Le Discours de vraye philosophie demonstrative. Specialement adressé à ceux, qui sans prejugé veulent examiner toutes choses, et sçavent discerner le vray du faux, paru à l’origine sans noms d’auteur et d’éditeur en 1628, représente un instrument de travail extrêmement précieux pour l’étude de l’histoire du « matérialisme chrétien » de la Renaissance aux Lumières et l’exploitation de cette tradition dans la littérature clandestine. Cette œuvre obscure est aujourd’hui redécouverte grâce à Sylvain Matton, premier historien de la philosophie à avoir décelé que le titre Preuve de la vraye philosophie demonstrative, que toute substance finie est corps cité par le cartésien Louis de La Forge dans son Traité de l’esprit de l’homme (Paris, 1666) se révélait erroné, et était en fait une référence inexacte au Discours de vraye philosophie demonstrative du médecin huguenot Gabriel Poitevin. Cet ouvrage est lui-même la traduction remaniée du Clangor Buccinae ad philosophos sublimiores que Poitvin a fait paraître sous son nom en 1624. L’un des principaux intérêts de cette édition est de nous offrir, en plus de sa clarté et de la richesse de son introduction et de ses sources, les deux versions du texte – latine et française – en regard, ce qui permet au lecteur de mesurer l’importance des retouches et modifications opérées par l’auteur.

Tâche: Poursuivez l'extrait consacré au Discours de vraye philosophie demonstrative à la suite de sa dernière phrase.

Données fournies:
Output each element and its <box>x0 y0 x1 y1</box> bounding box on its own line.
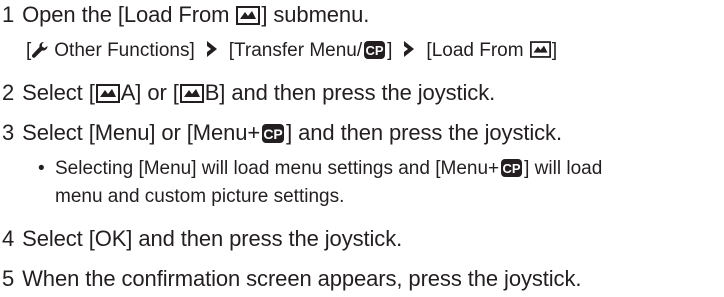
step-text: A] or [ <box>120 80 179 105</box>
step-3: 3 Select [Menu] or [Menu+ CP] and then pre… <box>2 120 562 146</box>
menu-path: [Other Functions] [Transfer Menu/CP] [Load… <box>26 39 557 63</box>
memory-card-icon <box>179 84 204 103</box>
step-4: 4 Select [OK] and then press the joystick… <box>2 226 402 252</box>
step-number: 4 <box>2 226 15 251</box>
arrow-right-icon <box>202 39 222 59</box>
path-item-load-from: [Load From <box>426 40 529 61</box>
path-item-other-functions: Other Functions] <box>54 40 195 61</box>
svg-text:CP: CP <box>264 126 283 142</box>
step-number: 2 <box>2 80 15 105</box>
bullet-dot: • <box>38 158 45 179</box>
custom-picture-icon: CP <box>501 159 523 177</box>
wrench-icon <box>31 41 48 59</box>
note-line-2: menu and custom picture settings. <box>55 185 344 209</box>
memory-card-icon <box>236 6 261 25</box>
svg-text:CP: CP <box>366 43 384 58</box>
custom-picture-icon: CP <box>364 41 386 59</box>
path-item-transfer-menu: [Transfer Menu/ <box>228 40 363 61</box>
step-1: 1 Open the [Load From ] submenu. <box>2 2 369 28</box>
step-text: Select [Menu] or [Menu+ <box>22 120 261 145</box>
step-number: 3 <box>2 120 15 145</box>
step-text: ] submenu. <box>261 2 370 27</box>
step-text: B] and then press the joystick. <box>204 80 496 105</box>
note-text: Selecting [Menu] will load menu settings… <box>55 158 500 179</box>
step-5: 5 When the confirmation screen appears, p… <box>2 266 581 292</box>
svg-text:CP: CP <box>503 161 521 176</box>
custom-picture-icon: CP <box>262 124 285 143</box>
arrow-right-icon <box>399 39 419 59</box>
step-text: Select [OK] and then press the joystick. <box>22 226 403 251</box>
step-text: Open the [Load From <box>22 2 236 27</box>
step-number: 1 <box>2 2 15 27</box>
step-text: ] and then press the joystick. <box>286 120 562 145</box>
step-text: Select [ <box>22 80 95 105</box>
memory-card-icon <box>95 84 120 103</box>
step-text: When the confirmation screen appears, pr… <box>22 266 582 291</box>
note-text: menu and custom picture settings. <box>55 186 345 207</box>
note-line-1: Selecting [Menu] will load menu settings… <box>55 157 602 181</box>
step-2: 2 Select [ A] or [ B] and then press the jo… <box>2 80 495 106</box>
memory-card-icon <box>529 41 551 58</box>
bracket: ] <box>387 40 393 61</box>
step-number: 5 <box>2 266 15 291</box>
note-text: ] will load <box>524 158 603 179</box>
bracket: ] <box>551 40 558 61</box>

Réponse:
Dans le Clangor Buccinae, Poitevin s’efforce de prouver de manière générique tout d’abord la corporalité de tous les êtres finis (âmes, pensées, anges, point mathématique, qualité, matière et forme) : Dieu seul, comme infini, étant incorporel. Ainsi, selon cet auteur, tout être fini est un corps (« omne ens finitum esse corpus »). Sa démonstration débute par une définition des notions intervenant dans sa première proposition : le corps et l’esprit, le fini et l’infini. L’esprit se définit par des propriétés contraires : il n’est pas étendu, il est sans partie, indivisible. Poitevin énonce ensuite huit propositions qui découlent toutes de la nature de l’esprit et du corps. Les premières établissent les rapports entre les deux manifestations de l’être : l’être simple est par soi et premier ; l’être composé en dépend. Les deux propositions suivantes s’attachent quant à elles à penser le corpus finitum comme un tout composé de parties, les deux dernières établissant qu’aucun corps fini n’est simple et que les termes fini et simple s’excluent mutuellement de sorte que le fini ne peut pas devenir infini par ses changements, ni l’infini fini, étant lui-même immuable. Ces définitions permettent à Poitevin de procéder à la construction [End Page 972] syllogistique de deux théorèmes : aucun être fini n’est indivisible ; tout être fini est corps.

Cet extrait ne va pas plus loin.